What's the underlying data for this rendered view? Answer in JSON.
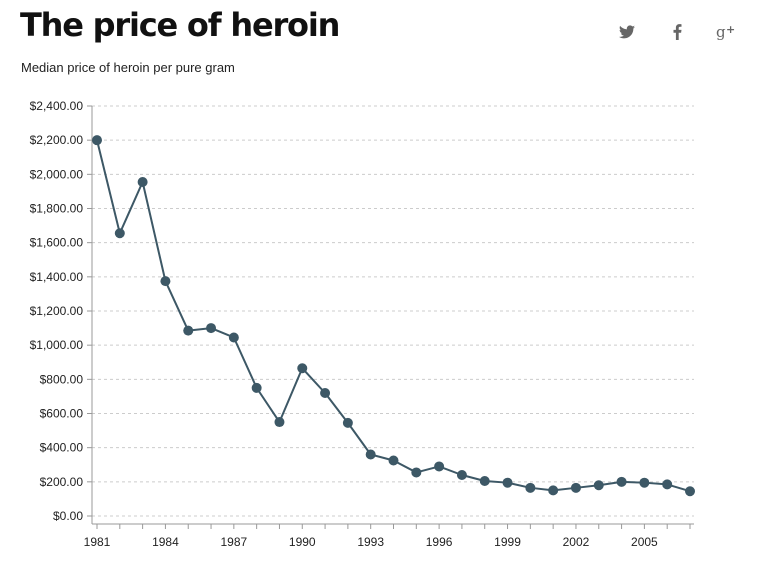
{
  "header": {
    "title": "The price of heroin",
    "subtitle": "Median price of heroin per pure gram"
  },
  "share": [
    {
      "name": "twitter-icon",
      "label": "Twitter"
    },
    {
      "name": "facebook-icon",
      "label": "Facebook"
    },
    {
      "name": "google-plus-icon",
      "label": "Google+"
    }
  ],
  "colors": {
    "line": "#3d5866",
    "grid": "#cccccc",
    "axis": "#999999",
    "icon": "#666666"
  },
  "chart_data": {
    "type": "line",
    "title": "The price of heroin",
    "subtitle": "Median price of heroin per pure gram",
    "xlabel": "",
    "ylabel": "",
    "x": [
      1981,
      1982,
      1983,
      1984,
      1985,
      1986,
      1987,
      1988,
      1989,
      1990,
      1991,
      1992,
      1993,
      1994,
      1995,
      1996,
      1997,
      1998,
      1999,
      2000,
      2001,
      2002,
      2003,
      2004,
      2005,
      2006,
      2007
    ],
    "series": [
      {
        "values": [
          2200,
          1655,
          1955,
          1375,
          1085,
          1100,
          1045,
          750,
          550,
          865,
          720,
          545,
          360,
          325,
          255,
          290,
          240,
          205,
          195,
          165,
          150,
          165,
          180,
          200,
          195,
          185,
          145
        ]
      }
    ],
    "xlim": [
      1981,
      2007
    ],
    "ylim": [
      0,
      2400
    ],
    "y_ticks": [
      0,
      200,
      400,
      600,
      800,
      1000,
      1200,
      1400,
      1600,
      1800,
      2000,
      2200,
      2400
    ],
    "y_tick_labels": [
      "$0.00",
      "$200.00",
      "$400.00",
      "$600.00",
      "$800.00",
      "$1,000.00",
      "$1,200.00",
      "$1,400.00",
      "$1,600.00",
      "$1,800.00",
      "$2,000.00",
      "$2,200.00",
      "$2,400.00"
    ],
    "x_tick_labels": [
      "1981",
      "1984",
      "1987",
      "1990",
      "1993",
      "1996",
      "1999",
      "2002",
      "2005"
    ],
    "x_tick_label_years": [
      1981,
      1984,
      1987,
      1990,
      1993,
      1996,
      1999,
      2002,
      2005
    ],
    "grid": true,
    "legend": "none"
  }
}
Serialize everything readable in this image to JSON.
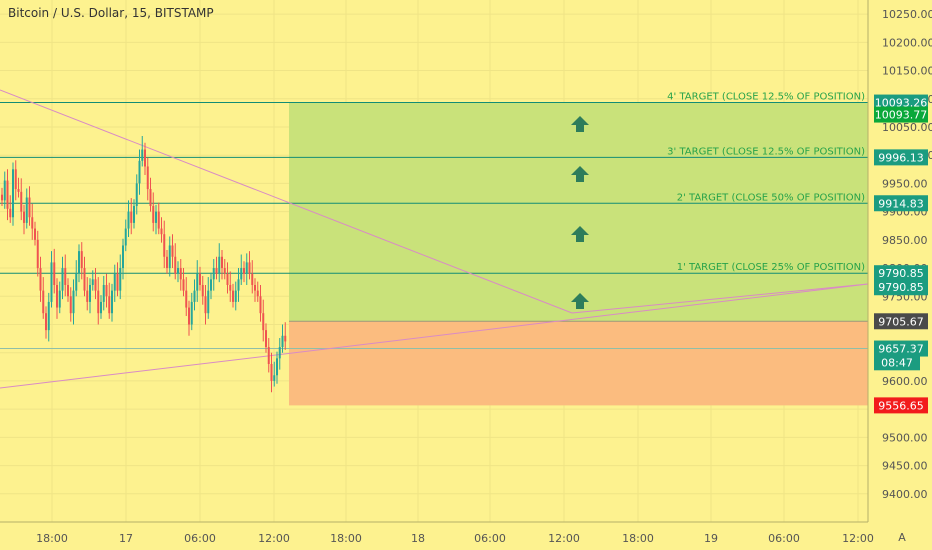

##############################

## Direction
The material above holds pictures; copy everything else in it exactly.

## Final result
What's the underlying data for this rendered view? Answer in JSON.
{
  "header": {
    "title": "The price of heroin",
    "subtitle": "Median price of heroin per pure gram"
  },
  "share": [
    {
      "name": "twitter-icon",
      "label": "Twitter"
    },
    {
      "name": "facebook-icon",
      "label": "Facebook"
    },
    {
      "name": "google-plus-icon",
      "label": "Google+"
    }
  ],
  "colors": {
    "line": "#3d5866",
    "grid": "#cccccc",
    "axis": "#999999",
    "icon": "#666666"
  },
  "chart_data": {
    "type": "line",
    "title": "The price of heroin",
    "subtitle": "Median price of heroin per pure gram",
    "xlabel": "",
    "ylabel": "",
    "x": [
      1981,
      1982,
      1983,
      1984,
      1985,
      1986,
      1987,
      1988,
      1989,
      1990,
      1991,
      1992,
      1993,
      1994,
      1995,
      1996,
      1997,
      1998,
      1999,
      2000,
      2001,
      2002,
      2003,
      2004,
      2005,
      2006,
      2007
    ],
    "series": [
      {
        "values": [
          2200,
          1655,
          1955,
          1375,
          1085,
          1100,
          1045,
          750,
          550,
          865,
          720,
          545,
          360,
          325,
          255,
          290,
          240,
          205,
          195,
          165,
          150,
          165,
          180,
          200,
          195,
          185,
          145
        ]
      }
    ],
    "xlim": [
      1981,
      2007
    ],
    "ylim": [
      0,
      2400
    ],
    "y_ticks": [
      0,
      200,
      400,
      600,
      800,
      1000,
      1200,
      1400,
      1600,
      1800,
      2000,
      2200,
      2400
    ],
    "y_tick_labels": [
      "$0.00",
      "$200.00",
      "$400.00",
      "$600.00",
      "$800.00",
      "$1,000.00",
      "$1,200.00",
      "$1,400.00",
      "$1,600.00",
      "$1,800.00",
      "$2,000.00",
      "$2,200.00",
      "$2,400.00"
    ],
    "x_tick_labels": [
      "1981",
      "1984",
      "1987",
      "1990",
      "1993",
      "1996",
      "1999",
      "2002",
      "2005"
    ],
    "x_tick_label_years": [
      1981,
      1984,
      1987,
      1990,
      1993,
      1996,
      1999,
      2002,
      2005
    ],
    "grid": true,
    "legend": "none"
  }
}
Serialize everything readable in this image to JSON.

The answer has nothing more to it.